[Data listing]
[Begin]
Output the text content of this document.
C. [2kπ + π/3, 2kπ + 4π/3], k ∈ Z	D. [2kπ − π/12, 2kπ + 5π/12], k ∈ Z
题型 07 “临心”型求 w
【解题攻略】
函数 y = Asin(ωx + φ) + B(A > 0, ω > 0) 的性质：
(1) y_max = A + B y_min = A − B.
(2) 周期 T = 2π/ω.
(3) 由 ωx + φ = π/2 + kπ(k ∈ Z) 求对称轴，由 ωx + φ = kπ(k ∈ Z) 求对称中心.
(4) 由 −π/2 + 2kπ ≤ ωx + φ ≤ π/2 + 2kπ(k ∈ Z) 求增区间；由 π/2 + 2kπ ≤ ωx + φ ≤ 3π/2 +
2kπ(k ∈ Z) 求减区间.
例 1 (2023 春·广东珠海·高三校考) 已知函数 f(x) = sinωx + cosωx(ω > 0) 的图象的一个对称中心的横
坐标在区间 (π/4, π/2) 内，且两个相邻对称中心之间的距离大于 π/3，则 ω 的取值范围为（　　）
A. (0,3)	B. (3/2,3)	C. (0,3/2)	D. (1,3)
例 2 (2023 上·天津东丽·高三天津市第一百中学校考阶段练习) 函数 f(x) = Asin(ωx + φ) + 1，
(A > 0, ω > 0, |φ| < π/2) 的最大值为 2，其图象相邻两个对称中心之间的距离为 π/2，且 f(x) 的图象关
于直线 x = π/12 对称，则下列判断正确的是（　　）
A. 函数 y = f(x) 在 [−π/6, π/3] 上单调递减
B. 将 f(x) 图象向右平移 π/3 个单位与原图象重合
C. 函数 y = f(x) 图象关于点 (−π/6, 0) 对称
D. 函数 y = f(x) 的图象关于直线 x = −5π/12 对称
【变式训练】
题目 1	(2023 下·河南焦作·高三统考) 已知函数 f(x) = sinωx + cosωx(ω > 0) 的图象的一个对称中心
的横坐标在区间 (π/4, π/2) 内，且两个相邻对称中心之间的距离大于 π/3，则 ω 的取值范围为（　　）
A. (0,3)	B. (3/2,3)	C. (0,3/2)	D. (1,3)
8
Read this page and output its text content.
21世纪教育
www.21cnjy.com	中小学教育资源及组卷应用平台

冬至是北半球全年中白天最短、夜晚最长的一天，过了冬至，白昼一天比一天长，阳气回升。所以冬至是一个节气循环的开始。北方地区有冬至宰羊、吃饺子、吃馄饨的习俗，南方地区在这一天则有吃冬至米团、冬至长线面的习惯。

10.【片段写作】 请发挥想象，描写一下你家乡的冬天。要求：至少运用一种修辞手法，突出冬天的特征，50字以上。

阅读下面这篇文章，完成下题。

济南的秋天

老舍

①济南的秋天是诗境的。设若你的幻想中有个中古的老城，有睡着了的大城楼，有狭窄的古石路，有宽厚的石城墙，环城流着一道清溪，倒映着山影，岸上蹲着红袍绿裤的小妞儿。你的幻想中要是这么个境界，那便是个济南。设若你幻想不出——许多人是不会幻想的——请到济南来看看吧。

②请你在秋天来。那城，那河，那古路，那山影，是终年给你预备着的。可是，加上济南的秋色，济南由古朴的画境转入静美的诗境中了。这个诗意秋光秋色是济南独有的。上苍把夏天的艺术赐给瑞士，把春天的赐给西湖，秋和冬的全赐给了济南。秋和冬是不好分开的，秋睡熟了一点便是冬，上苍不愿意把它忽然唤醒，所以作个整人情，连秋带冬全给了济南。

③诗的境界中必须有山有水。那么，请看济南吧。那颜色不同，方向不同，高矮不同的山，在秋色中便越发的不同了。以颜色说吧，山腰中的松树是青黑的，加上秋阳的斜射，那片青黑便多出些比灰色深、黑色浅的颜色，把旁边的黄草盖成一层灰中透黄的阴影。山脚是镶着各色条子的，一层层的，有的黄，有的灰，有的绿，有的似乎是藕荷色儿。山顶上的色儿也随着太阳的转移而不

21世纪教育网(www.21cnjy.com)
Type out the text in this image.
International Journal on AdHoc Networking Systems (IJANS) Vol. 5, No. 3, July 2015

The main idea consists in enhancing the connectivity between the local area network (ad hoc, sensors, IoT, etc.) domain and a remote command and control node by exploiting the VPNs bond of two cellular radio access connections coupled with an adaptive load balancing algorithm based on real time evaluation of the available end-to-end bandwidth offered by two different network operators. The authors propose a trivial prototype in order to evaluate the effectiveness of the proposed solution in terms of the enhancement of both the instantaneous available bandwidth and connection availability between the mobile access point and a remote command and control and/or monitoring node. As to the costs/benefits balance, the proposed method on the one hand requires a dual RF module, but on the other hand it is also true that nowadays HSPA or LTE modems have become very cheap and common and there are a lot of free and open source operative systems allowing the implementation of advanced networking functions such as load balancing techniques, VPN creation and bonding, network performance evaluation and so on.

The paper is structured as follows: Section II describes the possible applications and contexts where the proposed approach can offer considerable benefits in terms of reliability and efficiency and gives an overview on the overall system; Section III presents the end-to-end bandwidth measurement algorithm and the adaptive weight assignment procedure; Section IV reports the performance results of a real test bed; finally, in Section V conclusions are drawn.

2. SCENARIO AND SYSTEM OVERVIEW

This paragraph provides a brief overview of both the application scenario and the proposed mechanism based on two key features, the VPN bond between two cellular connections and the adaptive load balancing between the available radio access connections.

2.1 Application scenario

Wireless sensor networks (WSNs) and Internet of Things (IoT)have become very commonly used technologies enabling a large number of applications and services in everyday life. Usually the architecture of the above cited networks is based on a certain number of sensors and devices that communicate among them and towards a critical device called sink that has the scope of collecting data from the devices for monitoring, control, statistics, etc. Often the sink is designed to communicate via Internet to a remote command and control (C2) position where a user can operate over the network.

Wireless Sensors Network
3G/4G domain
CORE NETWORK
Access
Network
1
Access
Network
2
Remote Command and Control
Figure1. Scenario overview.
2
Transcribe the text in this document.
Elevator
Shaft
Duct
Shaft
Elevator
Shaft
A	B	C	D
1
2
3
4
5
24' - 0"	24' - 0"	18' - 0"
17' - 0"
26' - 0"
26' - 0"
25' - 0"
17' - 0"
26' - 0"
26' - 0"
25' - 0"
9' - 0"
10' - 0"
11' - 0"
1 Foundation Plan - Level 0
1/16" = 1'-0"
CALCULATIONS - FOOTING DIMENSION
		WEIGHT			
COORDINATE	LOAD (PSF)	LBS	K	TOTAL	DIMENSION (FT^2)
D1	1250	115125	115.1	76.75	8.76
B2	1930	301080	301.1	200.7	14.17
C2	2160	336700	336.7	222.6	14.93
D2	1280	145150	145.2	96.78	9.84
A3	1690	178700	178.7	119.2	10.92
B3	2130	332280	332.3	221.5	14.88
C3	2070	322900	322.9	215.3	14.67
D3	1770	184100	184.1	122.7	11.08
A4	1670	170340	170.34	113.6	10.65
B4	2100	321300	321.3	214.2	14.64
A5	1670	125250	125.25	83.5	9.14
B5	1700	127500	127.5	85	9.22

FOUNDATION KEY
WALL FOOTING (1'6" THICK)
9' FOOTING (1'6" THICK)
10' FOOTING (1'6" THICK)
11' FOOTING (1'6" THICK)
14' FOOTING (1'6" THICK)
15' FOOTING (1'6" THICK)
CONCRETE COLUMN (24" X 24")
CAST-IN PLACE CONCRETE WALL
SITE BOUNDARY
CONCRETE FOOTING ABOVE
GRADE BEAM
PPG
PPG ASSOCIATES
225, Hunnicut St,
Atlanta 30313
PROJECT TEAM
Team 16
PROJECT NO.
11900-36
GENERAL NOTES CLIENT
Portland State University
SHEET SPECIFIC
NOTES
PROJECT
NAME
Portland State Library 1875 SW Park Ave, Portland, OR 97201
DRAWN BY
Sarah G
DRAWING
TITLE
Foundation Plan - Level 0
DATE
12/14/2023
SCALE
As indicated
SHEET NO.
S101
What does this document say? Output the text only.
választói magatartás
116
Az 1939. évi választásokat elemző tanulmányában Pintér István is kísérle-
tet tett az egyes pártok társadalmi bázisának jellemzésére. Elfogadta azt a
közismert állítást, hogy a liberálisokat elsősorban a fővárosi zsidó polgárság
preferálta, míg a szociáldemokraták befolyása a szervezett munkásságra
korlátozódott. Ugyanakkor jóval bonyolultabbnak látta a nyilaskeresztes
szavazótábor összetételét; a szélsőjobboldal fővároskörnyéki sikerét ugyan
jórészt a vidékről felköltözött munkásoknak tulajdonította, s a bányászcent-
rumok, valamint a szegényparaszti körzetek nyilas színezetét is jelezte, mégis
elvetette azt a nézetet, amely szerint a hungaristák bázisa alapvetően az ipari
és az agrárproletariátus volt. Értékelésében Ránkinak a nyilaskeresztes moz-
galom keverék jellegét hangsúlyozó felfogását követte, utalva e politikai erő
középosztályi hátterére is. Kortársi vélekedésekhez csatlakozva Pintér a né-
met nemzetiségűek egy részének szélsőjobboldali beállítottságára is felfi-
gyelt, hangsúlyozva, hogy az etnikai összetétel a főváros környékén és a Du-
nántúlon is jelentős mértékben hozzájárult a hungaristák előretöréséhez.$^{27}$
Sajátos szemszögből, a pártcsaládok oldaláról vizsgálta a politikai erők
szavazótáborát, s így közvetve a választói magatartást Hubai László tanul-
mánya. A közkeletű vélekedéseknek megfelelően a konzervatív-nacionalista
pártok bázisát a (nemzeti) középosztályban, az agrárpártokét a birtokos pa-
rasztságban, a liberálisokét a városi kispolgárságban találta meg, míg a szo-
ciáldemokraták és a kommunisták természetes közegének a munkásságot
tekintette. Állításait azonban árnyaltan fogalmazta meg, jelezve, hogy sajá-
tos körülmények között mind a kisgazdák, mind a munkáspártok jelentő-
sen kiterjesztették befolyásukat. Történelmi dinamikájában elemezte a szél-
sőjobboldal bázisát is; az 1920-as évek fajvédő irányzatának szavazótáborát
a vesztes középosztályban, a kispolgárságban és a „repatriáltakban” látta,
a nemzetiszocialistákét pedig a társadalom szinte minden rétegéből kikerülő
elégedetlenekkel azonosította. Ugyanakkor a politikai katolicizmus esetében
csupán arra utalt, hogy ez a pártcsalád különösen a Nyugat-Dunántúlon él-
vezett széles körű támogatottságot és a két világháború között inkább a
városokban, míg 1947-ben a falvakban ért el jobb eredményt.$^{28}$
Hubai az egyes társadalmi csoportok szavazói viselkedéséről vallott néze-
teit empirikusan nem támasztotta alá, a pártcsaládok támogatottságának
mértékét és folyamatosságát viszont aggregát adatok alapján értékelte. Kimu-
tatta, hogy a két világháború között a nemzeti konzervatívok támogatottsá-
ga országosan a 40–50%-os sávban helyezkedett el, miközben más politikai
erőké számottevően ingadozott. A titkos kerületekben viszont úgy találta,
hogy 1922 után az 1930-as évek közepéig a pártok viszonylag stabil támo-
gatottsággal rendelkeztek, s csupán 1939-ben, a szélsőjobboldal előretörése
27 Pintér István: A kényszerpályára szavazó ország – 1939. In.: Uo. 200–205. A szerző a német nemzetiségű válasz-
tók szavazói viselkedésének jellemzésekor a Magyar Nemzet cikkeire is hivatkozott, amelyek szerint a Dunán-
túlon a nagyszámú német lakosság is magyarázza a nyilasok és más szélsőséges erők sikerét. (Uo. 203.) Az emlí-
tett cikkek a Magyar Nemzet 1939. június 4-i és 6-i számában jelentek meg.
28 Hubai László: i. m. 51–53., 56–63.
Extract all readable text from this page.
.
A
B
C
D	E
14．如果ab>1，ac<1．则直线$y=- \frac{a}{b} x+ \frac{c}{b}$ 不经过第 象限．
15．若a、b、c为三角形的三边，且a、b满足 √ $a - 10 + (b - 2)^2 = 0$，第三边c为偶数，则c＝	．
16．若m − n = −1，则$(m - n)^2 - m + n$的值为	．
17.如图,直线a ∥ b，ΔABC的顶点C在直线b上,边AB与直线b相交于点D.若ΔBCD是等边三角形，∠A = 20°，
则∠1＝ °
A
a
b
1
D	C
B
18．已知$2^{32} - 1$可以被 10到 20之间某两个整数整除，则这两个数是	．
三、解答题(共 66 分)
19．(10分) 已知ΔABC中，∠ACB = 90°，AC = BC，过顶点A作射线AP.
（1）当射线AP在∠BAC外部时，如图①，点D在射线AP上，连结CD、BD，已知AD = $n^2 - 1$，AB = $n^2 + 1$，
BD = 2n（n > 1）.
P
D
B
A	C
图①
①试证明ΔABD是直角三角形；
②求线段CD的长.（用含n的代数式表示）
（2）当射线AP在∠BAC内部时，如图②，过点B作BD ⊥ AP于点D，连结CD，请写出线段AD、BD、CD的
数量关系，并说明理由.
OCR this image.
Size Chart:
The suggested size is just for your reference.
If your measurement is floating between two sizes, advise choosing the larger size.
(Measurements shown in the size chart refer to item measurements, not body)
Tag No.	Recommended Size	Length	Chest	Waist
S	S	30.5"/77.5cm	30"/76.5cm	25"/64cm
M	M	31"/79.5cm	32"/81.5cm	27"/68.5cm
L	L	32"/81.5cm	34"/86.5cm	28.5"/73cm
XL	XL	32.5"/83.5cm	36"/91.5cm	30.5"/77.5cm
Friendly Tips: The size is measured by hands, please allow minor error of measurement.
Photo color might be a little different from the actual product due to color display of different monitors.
[End]
Given problem —
The lines to reproduce run from the line containing "OCR this image." to the end of the listing; write them out exactly and add nothing.

Exercise response —
OCR this image.
Size Chart:
The suggested size is just for your reference.
If your measurement is floating between two sizes, advise choosing the larger size.
(Measurements shown in the size chart refer to item measurements, not body)
Tag No.	Recommended Size	Length	Chest	Waist
S	S	30.5"/77.5cm	30"/76.5cm	25"/64cm
M	M	31"/79.5cm	32"/81.5cm	27"/68.5cm
L	L	32"/81.5cm	34"/86.5cm	28.5"/73cm
XL	XL	32.5"/83.5cm	36"/91.5cm	30.5"/77.5cm
Friendly Tips: The size is measured by hands, please allow minor error of measurement.
Photo color might be a little different from the actual product due to color display of different monitors.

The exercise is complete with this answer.